• Your task:
Which lines of the records contain "pair"? Collect every one of them.

-- start of Provided entries --

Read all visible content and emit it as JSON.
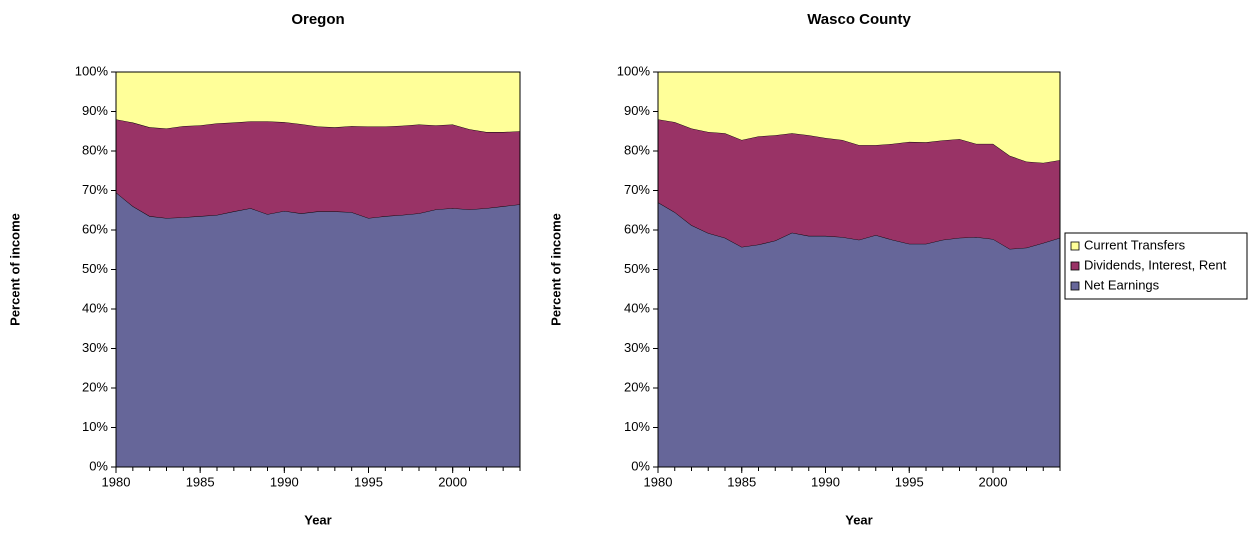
{
  "chart_data": [
    {
      "type": "stacked-area",
      "title": "Oregon",
      "x_label": "Year",
      "y_label": "Percent of income",
      "x": [
        1980,
        1981,
        1982,
        1983,
        1984,
        1985,
        1986,
        1987,
        1988,
        1989,
        1990,
        1991,
        1992,
        1993,
        1994,
        1995,
        1996,
        1997,
        1998,
        1999,
        2000,
        2001,
        2002,
        2003,
        2004
      ],
      "series": [
        {
          "color": "#666699",
          "values": [
            69.5,
            66,
            63.5,
            63,
            63.2,
            63.5,
            63.8,
            64.7,
            65.5,
            64,
            64.8,
            64.2,
            64.7,
            64.7,
            64.5,
            63,
            63.5,
            63.8,
            64.2,
            65.2,
            65.5,
            65.2,
            65.5,
            66,
            66.5
          ]
        },
        {
          "color": "#993366",
          "values": [
            18.5,
            21.2,
            22.5,
            22.7,
            23.1,
            23,
            23.2,
            22.5,
            22,
            23.5,
            22.5,
            22.6,
            21.5,
            21.3,
            21.8,
            23.2,
            22.7,
            22.6,
            22.5,
            21.3,
            21.2,
            20.3,
            19.3,
            18.8,
            18.5
          ]
        },
        {
          "color": "#ffff99",
          "values": [
            12,
            12.8,
            14,
            14.3,
            13.7,
            13.5,
            13,
            12.8,
            12.5,
            12.5,
            12.7,
            13.2,
            13.8,
            14,
            13.7,
            13.8,
            13.8,
            13.6,
            13.3,
            13.5,
            13.3,
            14.5,
            15.2,
            15.2,
            15
          ]
        }
      ],
      "xlim": [
        1980,
        2004
      ],
      "xticks": [
        1980,
        1985,
        1990,
        1995,
        2000
      ],
      "ylim": [
        0,
        100
      ],
      "yticks": [
        {
          "value": 0,
          "label": "0%"
        },
        {
          "value": 10,
          "label": "10%"
        },
        {
          "value": 20,
          "label": "20%"
        },
        {
          "value": 30,
          "label": "30%"
        },
        {
          "value": 40,
          "label": "40%"
        },
        {
          "value": 50,
          "label": "50%"
        },
        {
          "value": 60,
          "label": "60%"
        },
        {
          "value": 70,
          "label": "70%"
        },
        {
          "value": 80,
          "label": "80%"
        },
        {
          "value": 90,
          "label": "90%"
        },
        {
          "value": 100,
          "label": "100%"
        }
      ]
    },
    {
      "type": "stacked-area",
      "title": "Wasco County",
      "x_label": "Year",
      "y_label": "Percent of income",
      "x": [
        1980,
        1981,
        1982,
        1983,
        1984,
        1985,
        1986,
        1987,
        1988,
        1989,
        1990,
        1991,
        1992,
        1993,
        1994,
        1995,
        1996,
        1997,
        1998,
        1999,
        2000,
        2001,
        2002,
        2003,
        2004
      ],
      "series": [
        {
          "name": "Net Earnings",
          "color": "#666699",
          "values": [
            67,
            64.5,
            61.2,
            59.2,
            58,
            55.7,
            56.3,
            57.3,
            59.3,
            58.5,
            58.5,
            58.2,
            57.5,
            58.7,
            57.5,
            56.5,
            56.5,
            57.5,
            58,
            58.2,
            57.7,
            55.2,
            55.5,
            56.7,
            58
          ]
        },
        {
          "name": "Dividends, Interest, Rent",
          "color": "#993366",
          "values": [
            21,
            22.8,
            24.5,
            25.6,
            26.5,
            27.1,
            27.4,
            26.7,
            25.2,
            25.5,
            24.8,
            24.6,
            24,
            22.8,
            24.3,
            25.8,
            25.7,
            25.2,
            25,
            23.6,
            24.1,
            23.6,
            21.8,
            20.3,
            19.7
          ]
        },
        {
          "name": "Current Transfers",
          "color": "#ffff99",
          "values": [
            12,
            12.7,
            14.3,
            15.2,
            15.5,
            17.2,
            16.3,
            16,
            15.5,
            16,
            16.7,
            17.2,
            18.5,
            18.5,
            18.2,
            17.7,
            17.8,
            17.3,
            17,
            18.2,
            18.2,
            21.2,
            22.7,
            23,
            22.3
          ]
        }
      ],
      "xlim": [
        1980,
        2004
      ],
      "xticks": [
        1980,
        1985,
        1990,
        1995,
        2000
      ],
      "ylim": [
        0,
        100
      ],
      "yticks": [
        {
          "value": 0,
          "label": "0%"
        },
        {
          "value": 10,
          "label": "10%"
        },
        {
          "value": 20,
          "label": "20%"
        },
        {
          "value": 30,
          "label": "30%"
        },
        {
          "value": 40,
          "label": "40%"
        },
        {
          "value": 50,
          "label": "50%"
        },
        {
          "value": 60,
          "label": "60%"
        },
        {
          "value": 70,
          "label": "70%"
        },
        {
          "value": 80,
          "label": "80%"
        },
        {
          "value": 90,
          "label": "90%"
        },
        {
          "value": 100,
          "label": "100%"
        }
      ],
      "legend": "right"
    }
  ]
}
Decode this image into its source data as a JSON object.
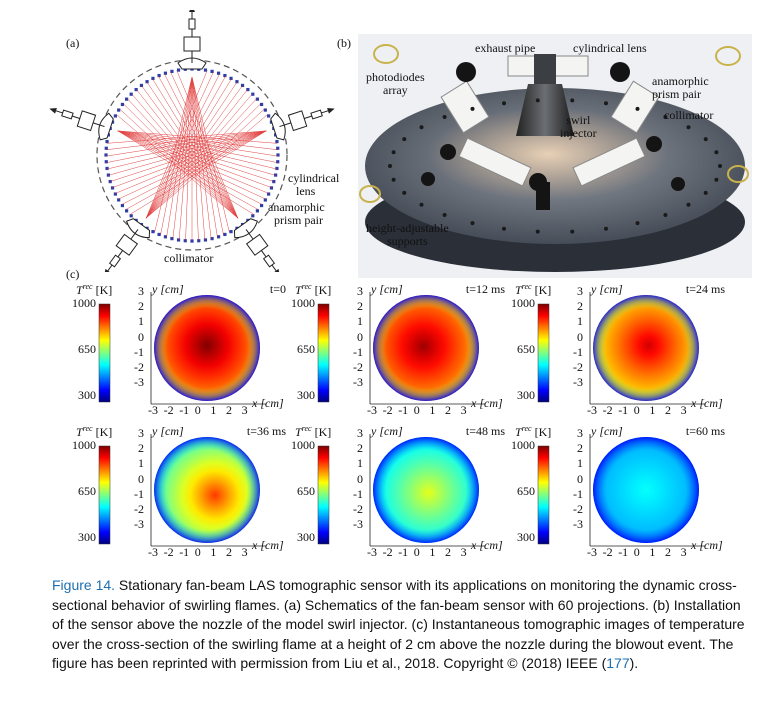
{
  "panel_labels": {
    "a": "(a)",
    "b": "(b)",
    "c": "(c)"
  },
  "panel_a": {
    "labels": {
      "cylindrical_lens": "cylindrical lens",
      "anamorphic_prism_pair": "anamorphic prism pair",
      "collimator": "collimator"
    },
    "cylindrical_lens_lines": [
      "cylindrical",
      "lens"
    ],
    "prism_lines": [
      "anamorphic",
      "prism pair"
    ]
  },
  "panel_b": {
    "labels": {
      "exhaust_pipe": "exhaust pipe",
      "cylindrical_lens": "cylindrical lens",
      "photodiodes_array_1": "photodiodes",
      "photodiodes_array_2": "array",
      "anamorphic_1": "anamorphic",
      "anamorphic_2": "prism pair",
      "collimator": "collimator",
      "swirl_1": "swirl",
      "swirl_2": "injector",
      "height_1": "height-adjustable",
      "height_2": "supports"
    }
  },
  "panel_c": {
    "colorbar_title_sup": "rec",
    "colorbar_title_T": "T",
    "colorbar_title_unit": "[K]",
    "colorbar_ticks": [
      "1000",
      "650",
      "300"
    ],
    "y_axis_label": "y [cm]",
    "x_axis_label": "x [cm]",
    "y_ticks": [
      "3",
      "2",
      "1",
      "0",
      "-1",
      "-2",
      "-3"
    ],
    "x_ticks": [
      "-3",
      "-2",
      "-1",
      "0",
      "1",
      "2",
      "3"
    ],
    "frames": [
      {
        "time": "t=0"
      },
      {
        "time": "t=12 ms"
      },
      {
        "time": "t=24 ms"
      },
      {
        "time": "t=36 ms"
      },
      {
        "time": "t=48 ms"
      },
      {
        "time": "t=60 ms"
      }
    ]
  },
  "caption": {
    "figure_label": "Figure 14.",
    "text": " Stationary fan-beam LAS tomographic sensor with its applications on monitoring the dynamic cross-sectional behavior of swirling flames. (a) Schematics of the fan-beam sensor with 60 projections. (b) Installation of the sensor above the nozzle of the model swirl injector. (c) Instantaneous tomographic images of temperature over the cross-section of the swirling flame at a height of 2 cm above the nozzle during the blowout event. The figure has been reprinted with permission from Liu et al., 2018. Copyright © (2018) IEEE (",
    "ref": "177",
    "end": ")."
  }
}
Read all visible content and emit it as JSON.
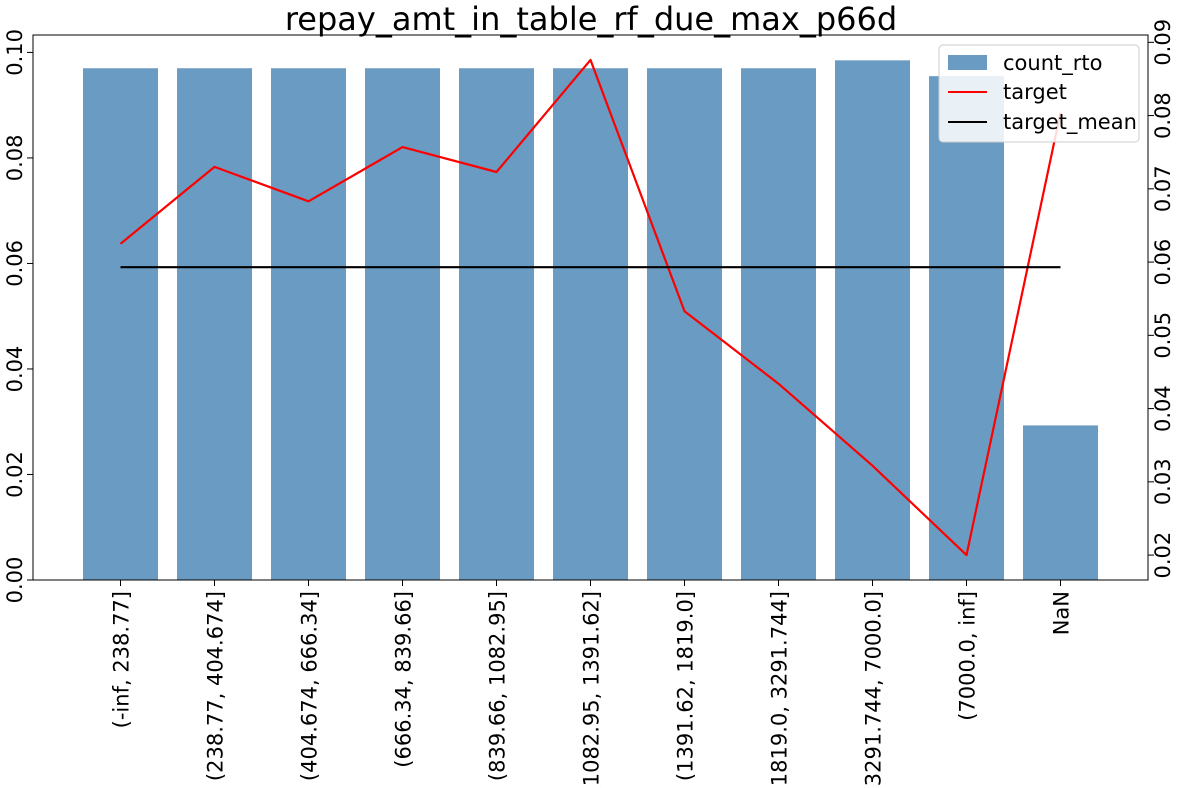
{
  "chart_data": {
    "type": "bar",
    "title": "repay_amt_in_table_rf_due_max_p66d",
    "categories": [
      "(-inf, 238.77]",
      "(238.77, 404.674]",
      "(404.674, 666.34]",
      "(666.34, 839.66]",
      "(839.66, 1082.95]",
      "(1082.95, 1391.62]",
      "(1391.62, 1819.0]",
      "(1819.0, 3291.744]",
      "(3291.744, 7000.0]",
      "(7000.0, inf]",
      "NaN"
    ],
    "series": [
      {
        "name": "count_rto",
        "type": "bar",
        "axis": "left",
        "color": "#6a9bc3",
        "values": [
          0.097,
          0.097,
          0.097,
          0.097,
          0.097,
          0.097,
          0.097,
          0.097,
          0.0985,
          0.0955,
          0.0293
        ]
      },
      {
        "name": "target",
        "type": "line",
        "axis": "right",
        "color": "#ff0000",
        "values": [
          0.0625,
          0.073,
          0.0683,
          0.0757,
          0.0723,
          0.0876,
          0.0533,
          0.0434,
          0.0322,
          0.02,
          0.0804
        ]
      },
      {
        "name": "target_mean",
        "type": "line",
        "axis": "right",
        "color": "#000000",
        "values": [
          0.0593,
          0.0593,
          0.0593,
          0.0593,
          0.0593,
          0.0593,
          0.0593,
          0.0593,
          0.0593,
          0.0593,
          0.0593
        ]
      }
    ],
    "y_left": {
      "ylim": [
        0,
        0.1033
      ],
      "ticks": [
        0.0,
        0.02,
        0.04,
        0.06,
        0.08,
        0.1
      ],
      "tick_labels": [
        "0.00",
        "0.02",
        "0.04",
        "0.06",
        "0.08",
        "0.10"
      ]
    },
    "y_right": {
      "ylim": [
        0.0166,
        0.091
      ],
      "ticks": [
        0.02,
        0.03,
        0.04,
        0.05,
        0.06,
        0.07,
        0.08,
        0.09
      ],
      "tick_labels": [
        "0.02",
        "0.03",
        "0.04",
        "0.05",
        "0.06",
        "0.07",
        "0.08",
        "0.09"
      ]
    },
    "grid": false,
    "legend": {
      "position": "top-right",
      "entries": [
        "count_rto",
        "target",
        "target_mean"
      ]
    }
  }
}
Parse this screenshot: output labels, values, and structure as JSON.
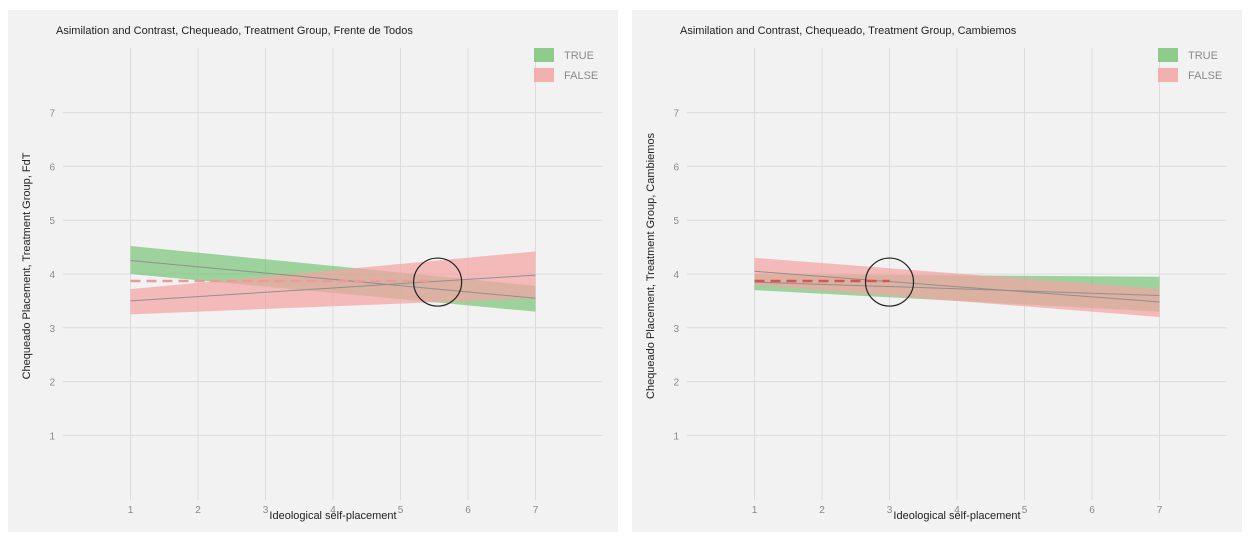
{
  "chart_data": [
    {
      "type": "line",
      "title": "Asimilation and Contrast, Chequeado, Treatment Group, Frente de Todos",
      "xlabel": "Ideological self-placement",
      "ylabel": "Chequeado Placement, Treatment Group, FdT",
      "xlim": [
        0,
        8
      ],
      "ylim": [
        -0.2,
        8.2
      ],
      "xticks": [
        1,
        2,
        3,
        4,
        5,
        6,
        7
      ],
      "yticks": [
        1,
        2,
        3,
        4,
        5,
        6,
        7
      ],
      "grid": true,
      "legend_position": "top-right",
      "series": [
        {
          "name": "TRUE",
          "color": "#7dc57a",
          "x": [
            1,
            7
          ],
          "y": [
            4.25,
            3.55
          ],
          "lower": [
            4.0,
            3.3
          ],
          "upper": [
            4.52,
            3.78
          ]
        },
        {
          "name": "FALSE",
          "color": "#f4a3a3",
          "x": [
            1,
            7
          ],
          "y": [
            3.5,
            3.98
          ],
          "lower": [
            3.25,
            3.55
          ],
          "upper": [
            3.72,
            4.42
          ]
        }
      ],
      "reference_line": {
        "y": 3.87,
        "x": [
          1,
          5.5
        ],
        "style": "dashed",
        "color": "#e99b9b"
      },
      "highlight_circle": {
        "x": 5.55,
        "y": 3.85
      }
    },
    {
      "type": "line",
      "title": "Asimilation and Contrast, Chequeado, Treatment Group, Cambiemos",
      "xlabel": "Ideological self-placement",
      "ylabel": "Chequeado Placement, Treatment Group, Cambiemos",
      "xlim": [
        0,
        8
      ],
      "ylim": [
        -0.2,
        8.2
      ],
      "xticks": [
        1,
        2,
        3,
        4,
        5,
        6,
        7
      ],
      "yticks": [
        1,
        2,
        3,
        4,
        5,
        6,
        7
      ],
      "grid": true,
      "legend_position": "top-right",
      "series": [
        {
          "name": "TRUE",
          "color": "#7dc57a",
          "x": [
            1,
            7
          ],
          "y": [
            3.85,
            3.6
          ],
          "lower": [
            3.7,
            3.3
          ],
          "upper": [
            4.0,
            3.95
          ]
        },
        {
          "name": "FALSE",
          "color": "#f4a3a3",
          "x": [
            1,
            7
          ],
          "y": [
            4.05,
            3.48
          ],
          "lower": [
            3.8,
            3.2
          ],
          "upper": [
            4.3,
            3.72
          ]
        }
      ],
      "reference_line": {
        "y": 3.87,
        "x": [
          1,
          3
        ],
        "style": "dashed",
        "color": "#d9534f"
      },
      "highlight_circle": {
        "x": 3.0,
        "y": 3.85
      }
    }
  ]
}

-- end of Provided entries --

• Result:
      "anamorphic_prism_pair": "anamorphic prism pair",
      "prism pair"
      "anamorphic_2": "prism pair",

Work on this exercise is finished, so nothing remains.